--- Start of The data ---

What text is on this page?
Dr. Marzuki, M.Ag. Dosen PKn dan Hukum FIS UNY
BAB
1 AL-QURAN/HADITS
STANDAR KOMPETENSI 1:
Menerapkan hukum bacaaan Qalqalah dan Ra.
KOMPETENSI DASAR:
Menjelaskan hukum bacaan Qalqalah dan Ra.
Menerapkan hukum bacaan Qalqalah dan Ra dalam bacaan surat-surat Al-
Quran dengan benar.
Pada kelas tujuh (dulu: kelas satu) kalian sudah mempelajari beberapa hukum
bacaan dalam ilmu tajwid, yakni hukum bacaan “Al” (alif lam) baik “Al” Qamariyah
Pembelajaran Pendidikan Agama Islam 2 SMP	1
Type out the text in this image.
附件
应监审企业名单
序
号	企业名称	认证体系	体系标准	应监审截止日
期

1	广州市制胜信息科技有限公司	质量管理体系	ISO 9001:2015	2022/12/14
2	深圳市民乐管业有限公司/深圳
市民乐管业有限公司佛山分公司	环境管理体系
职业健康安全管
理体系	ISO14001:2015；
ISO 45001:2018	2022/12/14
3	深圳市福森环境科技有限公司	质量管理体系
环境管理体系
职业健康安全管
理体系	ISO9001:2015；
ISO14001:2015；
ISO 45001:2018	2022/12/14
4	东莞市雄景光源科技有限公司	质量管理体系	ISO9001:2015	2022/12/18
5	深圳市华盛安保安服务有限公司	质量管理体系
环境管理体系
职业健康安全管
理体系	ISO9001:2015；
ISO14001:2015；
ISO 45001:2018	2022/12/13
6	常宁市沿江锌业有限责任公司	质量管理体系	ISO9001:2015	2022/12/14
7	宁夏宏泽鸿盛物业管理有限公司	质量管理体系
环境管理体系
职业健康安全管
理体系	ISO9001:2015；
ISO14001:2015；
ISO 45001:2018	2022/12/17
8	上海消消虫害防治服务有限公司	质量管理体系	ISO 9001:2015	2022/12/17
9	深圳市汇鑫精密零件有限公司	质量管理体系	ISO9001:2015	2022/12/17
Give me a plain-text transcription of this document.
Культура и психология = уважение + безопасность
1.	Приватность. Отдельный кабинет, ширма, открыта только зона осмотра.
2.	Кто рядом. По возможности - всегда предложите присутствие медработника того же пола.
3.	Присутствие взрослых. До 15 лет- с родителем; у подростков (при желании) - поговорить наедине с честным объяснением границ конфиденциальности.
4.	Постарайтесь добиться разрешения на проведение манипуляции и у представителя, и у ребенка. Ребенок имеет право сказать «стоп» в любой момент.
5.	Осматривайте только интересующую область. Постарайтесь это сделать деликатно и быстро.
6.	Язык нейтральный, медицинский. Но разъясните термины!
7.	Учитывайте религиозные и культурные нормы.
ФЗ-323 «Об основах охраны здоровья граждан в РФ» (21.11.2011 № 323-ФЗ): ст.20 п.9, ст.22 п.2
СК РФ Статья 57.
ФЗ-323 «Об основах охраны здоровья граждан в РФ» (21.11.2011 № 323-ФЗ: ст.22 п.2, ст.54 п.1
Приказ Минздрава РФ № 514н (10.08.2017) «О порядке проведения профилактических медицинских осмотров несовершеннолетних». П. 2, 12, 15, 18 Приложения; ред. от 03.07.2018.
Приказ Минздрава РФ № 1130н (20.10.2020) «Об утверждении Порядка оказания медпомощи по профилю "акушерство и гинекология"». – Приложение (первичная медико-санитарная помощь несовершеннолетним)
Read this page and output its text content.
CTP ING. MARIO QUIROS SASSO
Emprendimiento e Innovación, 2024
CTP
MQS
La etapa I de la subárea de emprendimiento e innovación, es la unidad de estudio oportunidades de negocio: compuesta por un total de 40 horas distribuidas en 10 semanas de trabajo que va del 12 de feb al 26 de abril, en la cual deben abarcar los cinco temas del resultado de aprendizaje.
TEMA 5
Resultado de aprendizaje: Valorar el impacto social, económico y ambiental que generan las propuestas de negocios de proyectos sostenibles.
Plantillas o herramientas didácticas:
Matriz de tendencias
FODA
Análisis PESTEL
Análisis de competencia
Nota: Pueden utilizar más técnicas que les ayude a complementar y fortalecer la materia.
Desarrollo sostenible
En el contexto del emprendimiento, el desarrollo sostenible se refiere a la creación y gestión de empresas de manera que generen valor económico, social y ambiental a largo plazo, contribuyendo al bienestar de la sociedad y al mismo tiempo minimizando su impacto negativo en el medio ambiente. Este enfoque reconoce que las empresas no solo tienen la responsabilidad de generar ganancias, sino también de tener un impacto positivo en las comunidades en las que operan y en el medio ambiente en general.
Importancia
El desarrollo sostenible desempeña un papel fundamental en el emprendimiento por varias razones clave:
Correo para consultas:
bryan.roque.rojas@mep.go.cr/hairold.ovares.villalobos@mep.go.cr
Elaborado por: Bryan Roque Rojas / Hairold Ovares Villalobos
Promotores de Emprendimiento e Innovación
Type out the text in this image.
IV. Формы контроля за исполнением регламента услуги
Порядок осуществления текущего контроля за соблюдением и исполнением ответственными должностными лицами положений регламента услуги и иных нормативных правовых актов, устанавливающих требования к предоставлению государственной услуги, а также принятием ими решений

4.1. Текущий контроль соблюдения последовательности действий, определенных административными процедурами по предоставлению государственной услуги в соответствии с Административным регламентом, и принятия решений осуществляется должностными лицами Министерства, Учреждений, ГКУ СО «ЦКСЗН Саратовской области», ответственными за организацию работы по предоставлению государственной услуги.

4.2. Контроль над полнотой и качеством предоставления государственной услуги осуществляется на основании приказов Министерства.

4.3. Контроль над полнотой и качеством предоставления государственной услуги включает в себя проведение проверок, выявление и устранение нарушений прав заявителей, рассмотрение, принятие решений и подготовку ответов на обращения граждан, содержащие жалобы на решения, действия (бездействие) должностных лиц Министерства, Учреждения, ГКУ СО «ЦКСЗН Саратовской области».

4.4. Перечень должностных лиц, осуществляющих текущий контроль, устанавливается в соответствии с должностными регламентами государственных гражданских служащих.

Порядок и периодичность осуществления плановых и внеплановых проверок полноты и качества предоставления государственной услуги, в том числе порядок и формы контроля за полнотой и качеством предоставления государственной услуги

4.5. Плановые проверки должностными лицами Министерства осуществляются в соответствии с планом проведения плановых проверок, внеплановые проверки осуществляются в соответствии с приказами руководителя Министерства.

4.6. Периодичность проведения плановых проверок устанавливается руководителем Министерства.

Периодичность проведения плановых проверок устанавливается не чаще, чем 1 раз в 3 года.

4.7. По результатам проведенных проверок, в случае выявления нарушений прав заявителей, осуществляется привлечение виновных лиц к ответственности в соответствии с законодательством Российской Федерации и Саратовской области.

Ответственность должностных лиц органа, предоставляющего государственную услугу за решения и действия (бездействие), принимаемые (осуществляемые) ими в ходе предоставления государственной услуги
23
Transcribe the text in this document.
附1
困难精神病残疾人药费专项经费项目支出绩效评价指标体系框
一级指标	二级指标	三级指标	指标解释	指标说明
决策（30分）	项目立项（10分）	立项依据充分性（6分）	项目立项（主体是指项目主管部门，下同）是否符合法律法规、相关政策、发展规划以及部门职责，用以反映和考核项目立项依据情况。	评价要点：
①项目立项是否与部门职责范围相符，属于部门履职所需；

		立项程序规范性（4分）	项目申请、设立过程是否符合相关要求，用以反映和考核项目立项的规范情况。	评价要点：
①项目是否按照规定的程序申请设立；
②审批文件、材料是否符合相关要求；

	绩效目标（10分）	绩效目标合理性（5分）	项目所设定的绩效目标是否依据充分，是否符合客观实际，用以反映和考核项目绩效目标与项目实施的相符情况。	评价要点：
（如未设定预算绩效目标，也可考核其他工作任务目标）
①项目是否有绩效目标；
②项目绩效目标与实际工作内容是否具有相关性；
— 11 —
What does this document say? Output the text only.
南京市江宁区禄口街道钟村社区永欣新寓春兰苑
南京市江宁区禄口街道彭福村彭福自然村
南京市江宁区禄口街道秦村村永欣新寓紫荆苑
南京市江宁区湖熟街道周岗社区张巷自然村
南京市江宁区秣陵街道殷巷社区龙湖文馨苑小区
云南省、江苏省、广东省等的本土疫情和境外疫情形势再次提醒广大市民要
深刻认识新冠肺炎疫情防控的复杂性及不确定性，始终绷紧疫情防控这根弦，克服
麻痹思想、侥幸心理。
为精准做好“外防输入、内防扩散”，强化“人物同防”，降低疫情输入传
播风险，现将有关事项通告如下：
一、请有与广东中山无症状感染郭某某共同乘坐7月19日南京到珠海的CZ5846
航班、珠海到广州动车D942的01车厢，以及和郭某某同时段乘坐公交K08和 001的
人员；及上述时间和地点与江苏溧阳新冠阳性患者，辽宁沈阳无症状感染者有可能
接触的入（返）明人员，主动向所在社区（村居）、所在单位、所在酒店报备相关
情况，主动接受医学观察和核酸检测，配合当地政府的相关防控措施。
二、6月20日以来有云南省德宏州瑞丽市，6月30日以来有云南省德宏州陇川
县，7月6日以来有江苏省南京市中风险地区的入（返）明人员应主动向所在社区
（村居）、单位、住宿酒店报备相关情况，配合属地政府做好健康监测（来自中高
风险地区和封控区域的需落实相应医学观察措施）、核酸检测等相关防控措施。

--- End of The data ---

**Exercise requirements**
What is the number of lines in the data above that include the word "KOMPETENSI"? Answer with that number only.

**Answer to this problem**
2